Short task: Omit every picture while repeating the entries exactly.

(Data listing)
+++

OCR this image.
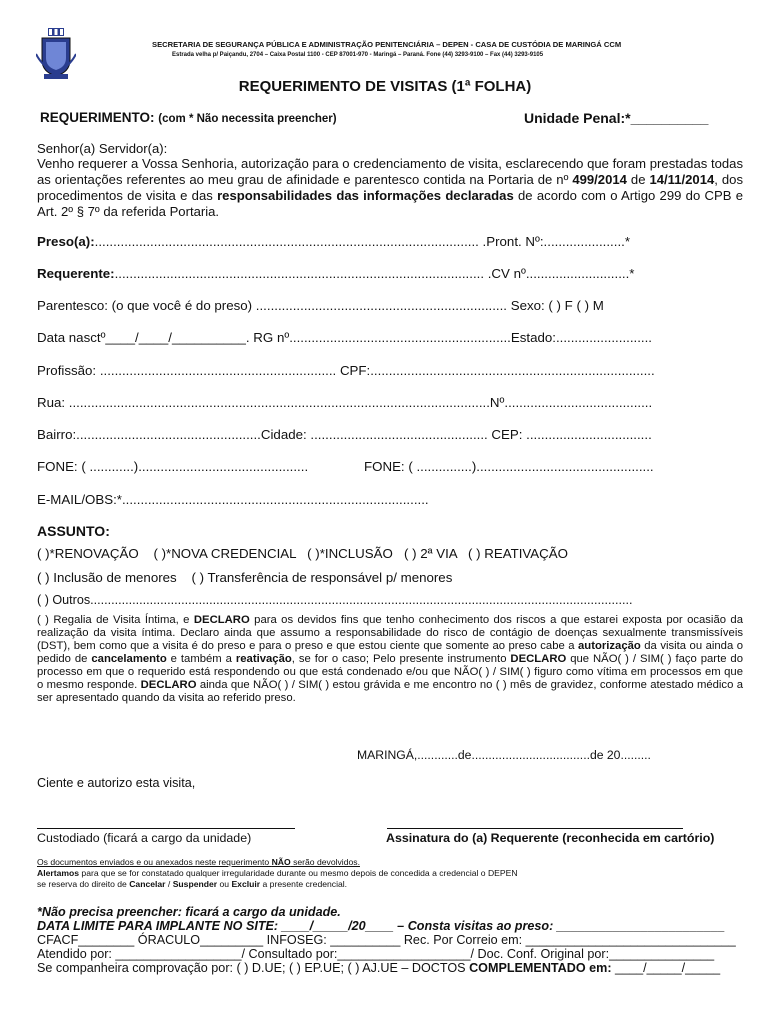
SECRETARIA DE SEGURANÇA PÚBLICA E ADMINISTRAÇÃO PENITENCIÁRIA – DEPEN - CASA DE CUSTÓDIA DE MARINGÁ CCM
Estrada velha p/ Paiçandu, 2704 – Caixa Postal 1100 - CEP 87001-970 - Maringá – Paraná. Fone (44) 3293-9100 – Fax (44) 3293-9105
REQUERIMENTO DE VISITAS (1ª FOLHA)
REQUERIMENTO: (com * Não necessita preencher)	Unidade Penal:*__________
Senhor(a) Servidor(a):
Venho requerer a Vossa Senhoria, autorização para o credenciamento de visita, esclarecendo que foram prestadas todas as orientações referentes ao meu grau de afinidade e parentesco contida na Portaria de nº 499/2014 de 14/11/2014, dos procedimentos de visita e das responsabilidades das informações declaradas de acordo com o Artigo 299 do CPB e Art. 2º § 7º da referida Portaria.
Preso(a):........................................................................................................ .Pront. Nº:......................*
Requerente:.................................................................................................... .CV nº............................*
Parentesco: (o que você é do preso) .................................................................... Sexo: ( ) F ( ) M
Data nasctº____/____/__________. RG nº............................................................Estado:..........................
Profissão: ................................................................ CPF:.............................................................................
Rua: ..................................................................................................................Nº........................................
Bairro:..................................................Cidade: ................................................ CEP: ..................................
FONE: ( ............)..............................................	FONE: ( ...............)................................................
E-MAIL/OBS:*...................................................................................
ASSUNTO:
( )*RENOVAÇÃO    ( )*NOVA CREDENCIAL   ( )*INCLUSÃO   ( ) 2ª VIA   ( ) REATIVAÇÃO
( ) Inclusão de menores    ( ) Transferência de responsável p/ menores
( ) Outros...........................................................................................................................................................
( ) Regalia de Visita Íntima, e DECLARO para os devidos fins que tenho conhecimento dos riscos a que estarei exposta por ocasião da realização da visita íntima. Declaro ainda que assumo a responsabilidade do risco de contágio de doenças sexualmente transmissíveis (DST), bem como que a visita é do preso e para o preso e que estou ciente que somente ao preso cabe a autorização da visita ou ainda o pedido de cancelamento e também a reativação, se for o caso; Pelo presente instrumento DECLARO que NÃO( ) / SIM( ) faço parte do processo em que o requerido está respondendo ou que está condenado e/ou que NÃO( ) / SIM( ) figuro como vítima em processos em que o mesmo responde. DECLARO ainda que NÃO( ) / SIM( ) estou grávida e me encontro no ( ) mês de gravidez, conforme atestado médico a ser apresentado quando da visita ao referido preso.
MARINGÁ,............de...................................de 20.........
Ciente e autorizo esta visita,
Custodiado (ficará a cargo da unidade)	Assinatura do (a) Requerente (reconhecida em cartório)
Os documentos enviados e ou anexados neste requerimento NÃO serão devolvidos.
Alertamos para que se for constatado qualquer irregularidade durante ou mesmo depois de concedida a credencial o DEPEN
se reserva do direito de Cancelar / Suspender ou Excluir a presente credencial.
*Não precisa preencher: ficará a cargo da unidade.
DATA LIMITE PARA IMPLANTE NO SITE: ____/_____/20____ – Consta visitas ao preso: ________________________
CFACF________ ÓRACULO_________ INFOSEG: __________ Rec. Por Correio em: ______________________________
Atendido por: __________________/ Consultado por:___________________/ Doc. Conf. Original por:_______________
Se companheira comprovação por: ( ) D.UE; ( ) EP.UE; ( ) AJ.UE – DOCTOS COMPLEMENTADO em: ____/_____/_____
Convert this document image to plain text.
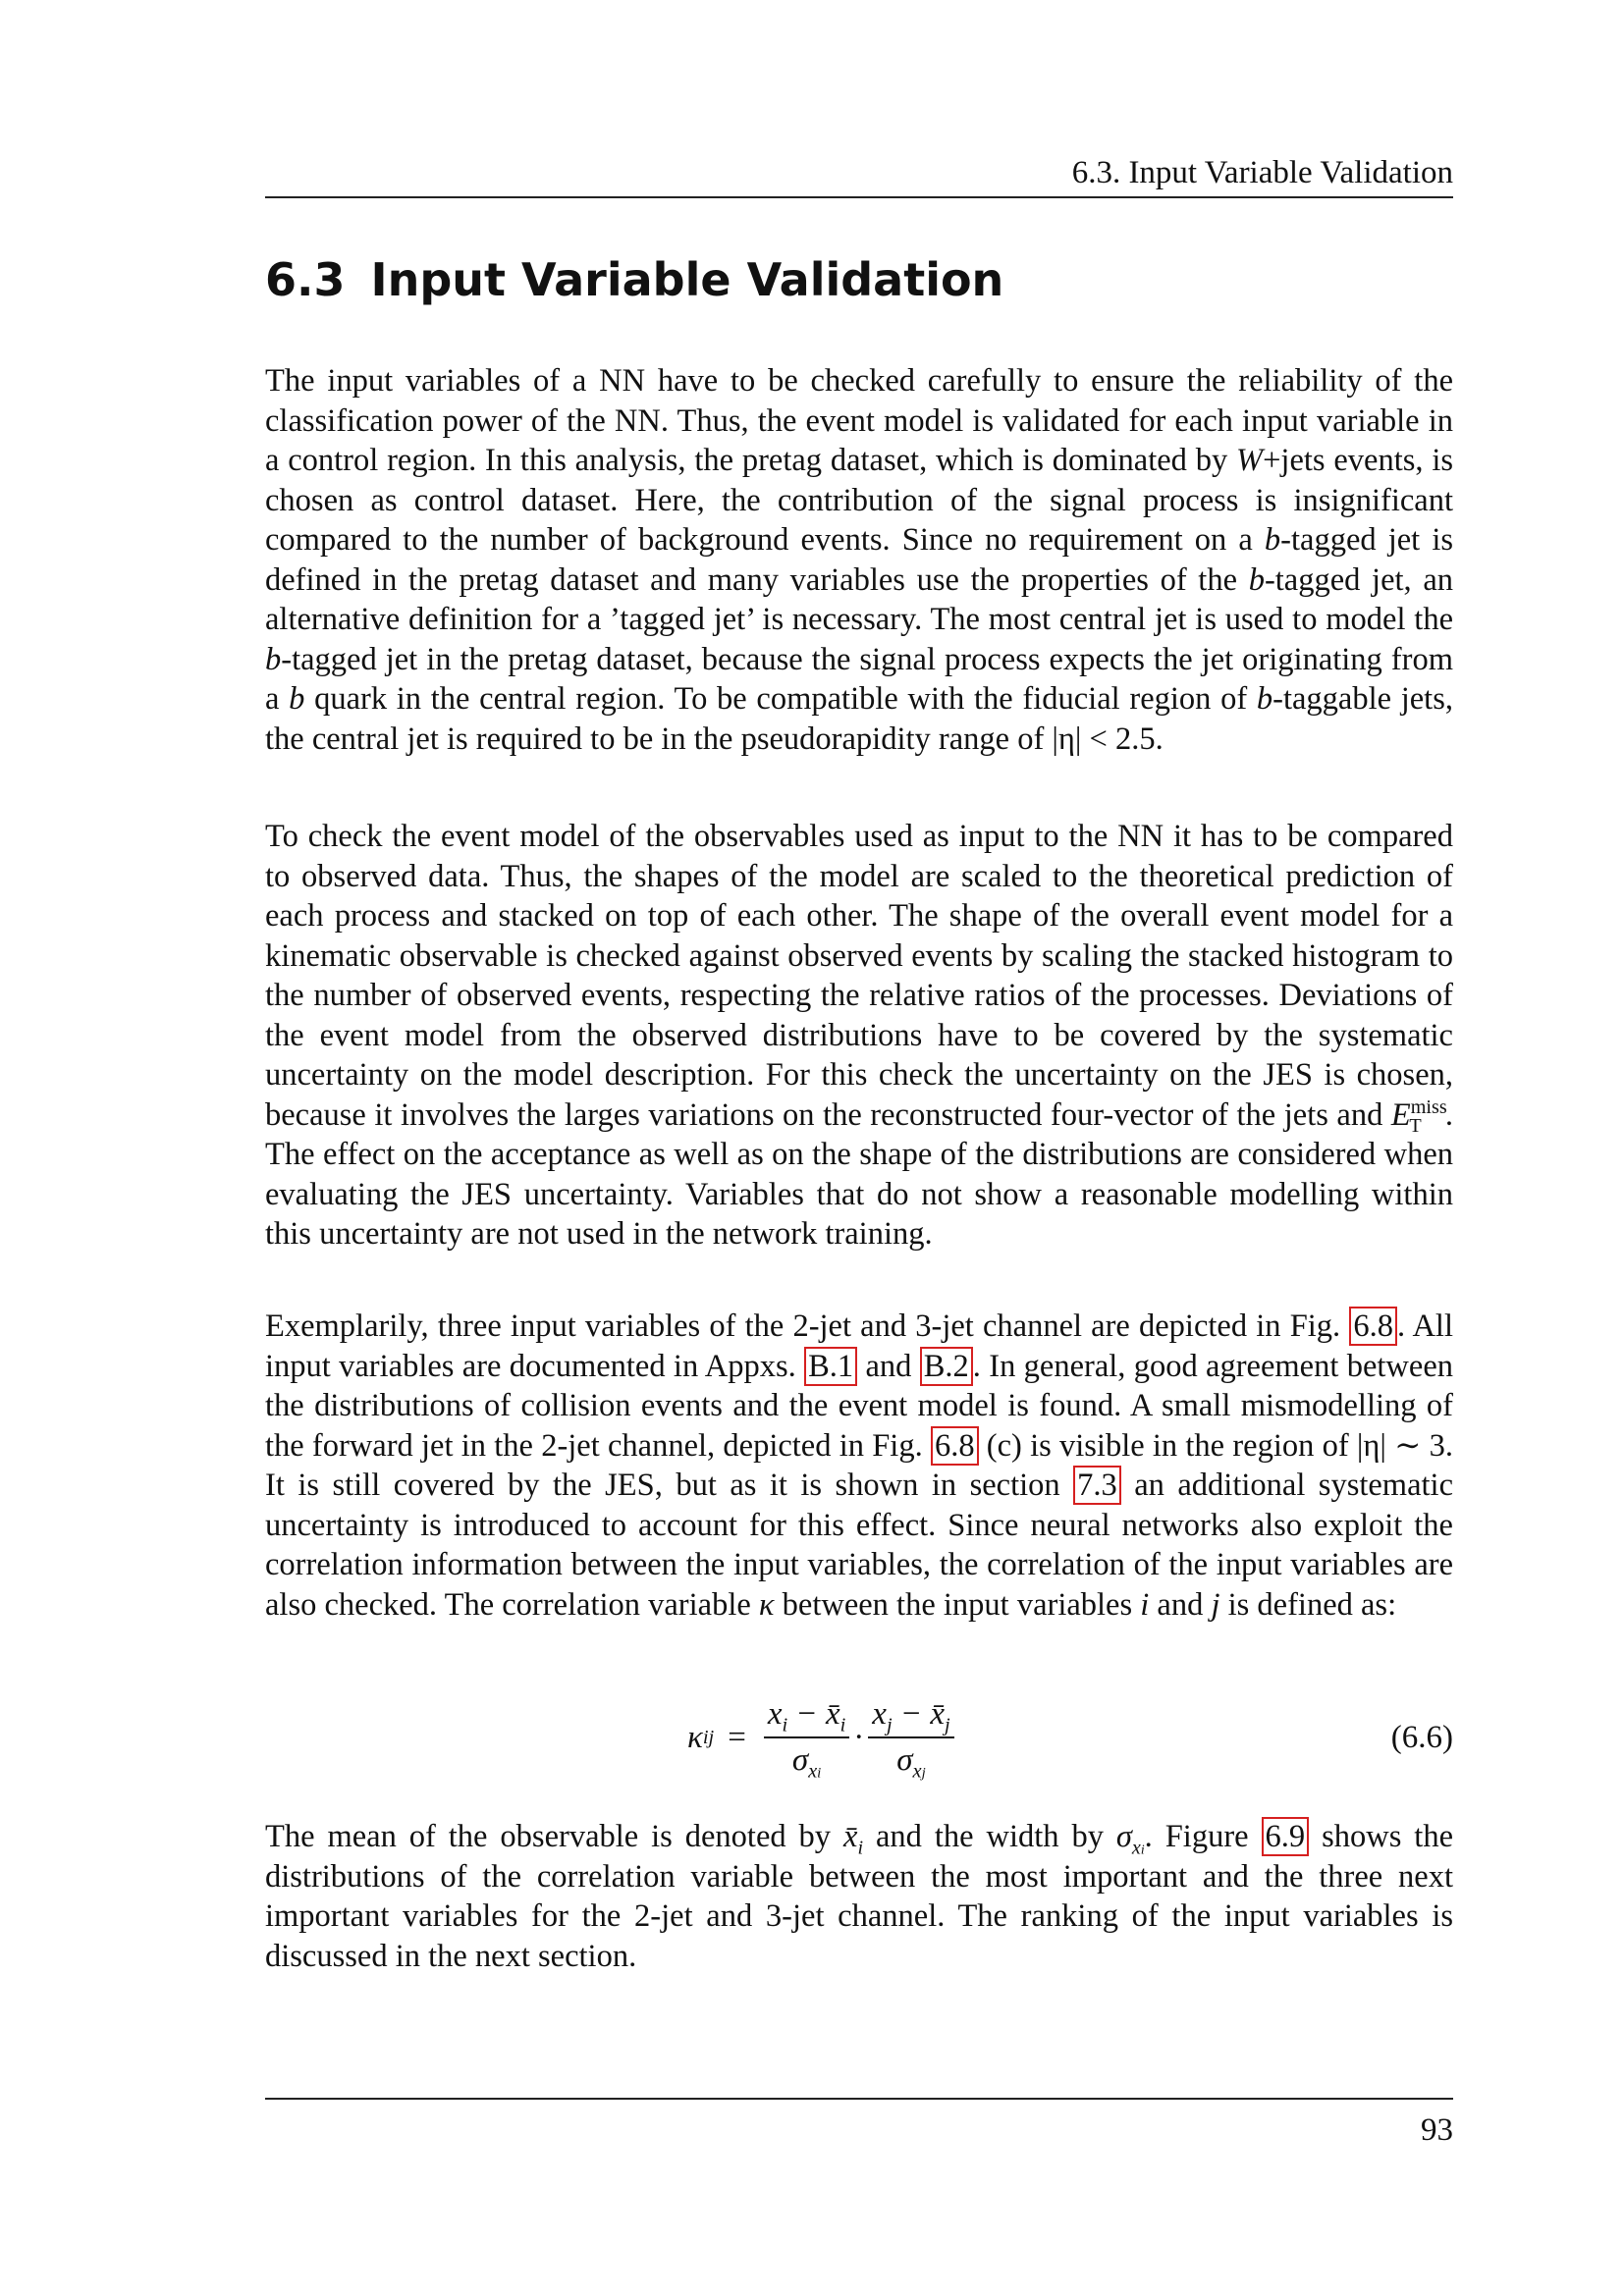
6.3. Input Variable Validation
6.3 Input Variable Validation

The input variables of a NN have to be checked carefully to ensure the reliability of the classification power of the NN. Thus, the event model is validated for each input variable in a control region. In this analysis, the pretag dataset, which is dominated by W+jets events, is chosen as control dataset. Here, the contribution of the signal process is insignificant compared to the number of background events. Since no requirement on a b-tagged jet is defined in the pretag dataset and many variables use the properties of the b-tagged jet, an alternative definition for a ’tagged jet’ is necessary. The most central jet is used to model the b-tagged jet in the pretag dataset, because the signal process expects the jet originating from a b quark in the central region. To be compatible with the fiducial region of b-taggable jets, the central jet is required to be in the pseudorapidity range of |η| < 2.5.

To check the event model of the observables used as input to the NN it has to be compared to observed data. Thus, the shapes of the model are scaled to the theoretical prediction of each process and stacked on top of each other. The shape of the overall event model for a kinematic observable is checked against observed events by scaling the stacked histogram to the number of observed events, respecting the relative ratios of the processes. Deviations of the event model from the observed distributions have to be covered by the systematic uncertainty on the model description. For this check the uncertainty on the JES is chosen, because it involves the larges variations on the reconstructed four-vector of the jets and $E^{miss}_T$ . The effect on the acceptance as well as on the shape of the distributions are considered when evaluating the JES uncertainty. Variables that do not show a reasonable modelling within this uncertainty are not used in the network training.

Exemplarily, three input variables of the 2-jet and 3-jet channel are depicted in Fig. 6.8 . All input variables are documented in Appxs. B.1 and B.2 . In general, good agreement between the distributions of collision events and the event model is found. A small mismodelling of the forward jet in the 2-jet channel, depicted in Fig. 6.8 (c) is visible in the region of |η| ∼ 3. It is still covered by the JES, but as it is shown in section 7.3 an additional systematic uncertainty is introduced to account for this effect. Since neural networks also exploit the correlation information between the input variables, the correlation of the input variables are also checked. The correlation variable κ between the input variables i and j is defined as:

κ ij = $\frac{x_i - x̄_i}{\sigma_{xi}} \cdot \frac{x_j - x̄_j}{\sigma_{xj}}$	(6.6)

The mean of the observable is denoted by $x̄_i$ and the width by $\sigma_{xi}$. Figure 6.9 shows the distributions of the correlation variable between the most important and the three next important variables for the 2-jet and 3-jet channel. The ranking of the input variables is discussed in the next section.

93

+++

Finished task:
OCR this image.
SECRETARIA DE SEGURANÇA PÚBLICA E ADMINISTRAÇÃO PENITENCIÁRIA – DEPEN - CASA DE CUSTÓDIA DE MARINGÁ CCM
Estrada velha p/ Paiçandu, 2704 – Caixa Postal 1100 - CEP 87001-970 - Maringá – Paraná. Fone (44) 3293-9100 – Fax (44) 3293-9105
REQUERIMENTO DE VISITAS (1ª FOLHA)
REQUERIMENTO: (com * Não necessita preencher)	Unidade Penal:*__________
Senhor(a) Servidor(a):
Venho requerer a Vossa Senhoria, autorização para o credenciamento de visita, esclarecendo que foram prestadas todas as orientações referentes ao meu grau de afinidade e parentesco contida na Portaria de nº 499/2014 de 14/11/2014, dos procedimentos de visita e das responsabilidades das informações declaradas de acordo com o Artigo 299 do CPB e Art. 2º § 7º da referida Portaria.
Preso(a):........................................................................................................ .Pront. Nº:......................*
Requerente:.................................................................................................... .CV nº............................*
Parentesco: (o que você é do preso) .................................................................... Sexo: ( ) F ( ) M
Data nasctº____/____/__________. RG nº............................................................Estado:..........................
Profissão: ................................................................ CPF:.............................................................................
Rua: ..................................................................................................................Nº........................................
Bairro:..................................................Cidade: ................................................ CEP: ..................................
FONE: ( ............)..............................................	FONE: ( ...............)................................................
E-MAIL/OBS:*...................................................................................
ASSUNTO:
( )*RENOVAÇÃO    ( )*NOVA CREDENCIAL   ( )*INCLUSÃO   ( ) 2ª VIA   ( ) REATIVAÇÃO
( ) Inclusão de menores    ( ) Transferência de responsável p/ menores
( ) Outros...........................................................................................................................................................
( ) Regalia de Visita Íntima, e DECLARO para os devidos fins que tenho conhecimento dos riscos a que estarei exposta por ocasião da realização da visita íntima. Declaro ainda que assumo a responsabilidade do risco de contágio de doenças sexualmente transmissíveis (DST), bem como que a visita é do preso e para o preso e que estou ciente que somente ao preso cabe a autorização da visita ou ainda o pedido de cancelamento e também a reativação, se for o caso; Pelo presente instrumento DECLARO que NÃO( ) / SIM( ) faço parte do processo em que o requerido está respondendo ou que está condenado e/ou que NÃO( ) / SIM( ) figuro como vítima em processos em que o mesmo responde. DECLARO ainda que NÃO( ) / SIM( ) estou grávida e me encontro no ( ) mês de gravidez, conforme atestado médico a ser apresentado quando da visita ao referido preso.
MARINGÁ,............de...................................de 20.........
Ciente e autorizo esta visita,
Custodiado (ficará a cargo da unidade)	Assinatura do (a) Requerente (reconhecida em cartório)
Os documentos enviados e ou anexados neste requerimento NÃO serão devolvidos.
Alertamos para que se for constatado qualquer irregularidade durante ou mesmo depois de concedida a credencial o DEPEN
se reserva do direito de Cancelar / Suspender ou Excluir a presente credencial.
*Não precisa preencher: ficará a cargo da unidade.
DATA LIMITE PARA IMPLANTE NO SITE: ____/_____/20____ – Consta visitas ao preso: ________________________
CFACF________ ÓRACULO_________ INFOSEG: __________ Rec. Por Correio em: ______________________________
Atendido por: __________________/ Consultado por:___________________/ Doc. Conf. Original por:_______________
Se companheira comprovação por: ( ) D.UE; ( ) EP.UE; ( ) AJ.UE – DOCTOS COMPLEMENTADO em: ____/_____/_____
Convert this document image to plain text.
6.3. Input Variable Validation
6.3 Input Variable Validation

The input variables of a NN have to be checked carefully to ensure the reliability of the classification power of the NN. Thus, the event model is validated for each input variable in a control region. In this analysis, the pretag dataset, which is dominated by W+jets events, is chosen as control dataset. Here, the contribution of the signal process is insignificant compared to the number of background events. Since no requirement on a b-tagged jet is defined in the pretag dataset and many variables use the properties of the b-tagged jet, an alternative definition for a ’tagged jet’ is necessary. The most central jet is used to model the b-tagged jet in the pretag dataset, because the signal process expects the jet originating from a b quark in the central region. To be compatible with the fiducial region of b-taggable jets, the central jet is required to be in the pseudorapidity range of |η| < 2.5.

To check the event model of the observables used as input to the NN it has to be compared to observed data. Thus, the shapes of the model are scaled to the theoretical prediction of each process and stacked on top of each other. The shape of the overall event model for a kinematic observable is checked against observed events by scaling the stacked histogram to the number of observed events, respecting the relative ratios of the processes. Deviations of the event model from the observed distributions have to be covered by the systematic uncertainty on the model description. For this check the uncertainty on the JES is chosen, because it involves the larges variations on the reconstructed four-vector of the jets and $E^{miss}_T$ . The effect on the acceptance as well as on the shape of the distributions are considered when evaluating the JES uncertainty. Variables that do not show a reasonable modelling within this uncertainty are not used in the network training.

Exemplarily, three input variables of the 2-jet and 3-jet channel are depicted in Fig. 6.8 . All input variables are documented in Appxs. B.1 and B.2 . In general, good agreement between the distributions of collision events and the event model is found. A small mismodelling of the forward jet in the 2-jet channel, depicted in Fig. 6.8 (c) is visible in the region of |η| ∼ 3. It is still covered by the JES, but as it is shown in section 7.3 an additional systematic uncertainty is introduced to account for this effect. Since neural networks also exploit the correlation information between the input variables, the correlation of the input variables are also checked. The correlation variable κ between the input variables i and j is defined as:

κ ij = $\frac{x_i - x̄_i}{\sigma_{xi}} \cdot \frac{x_j - x̄_j}{\sigma_{xj}}$	(6.6)

The mean of the observable is denoted by $x̄_i$ and the width by $\sigma_{xi}$. Figure 6.9 shows the distributions of the correlation variable between the most important and the three next important variables for the 2-jet and 3-jet channel. The ranking of the input variables is discussed in the next section.

93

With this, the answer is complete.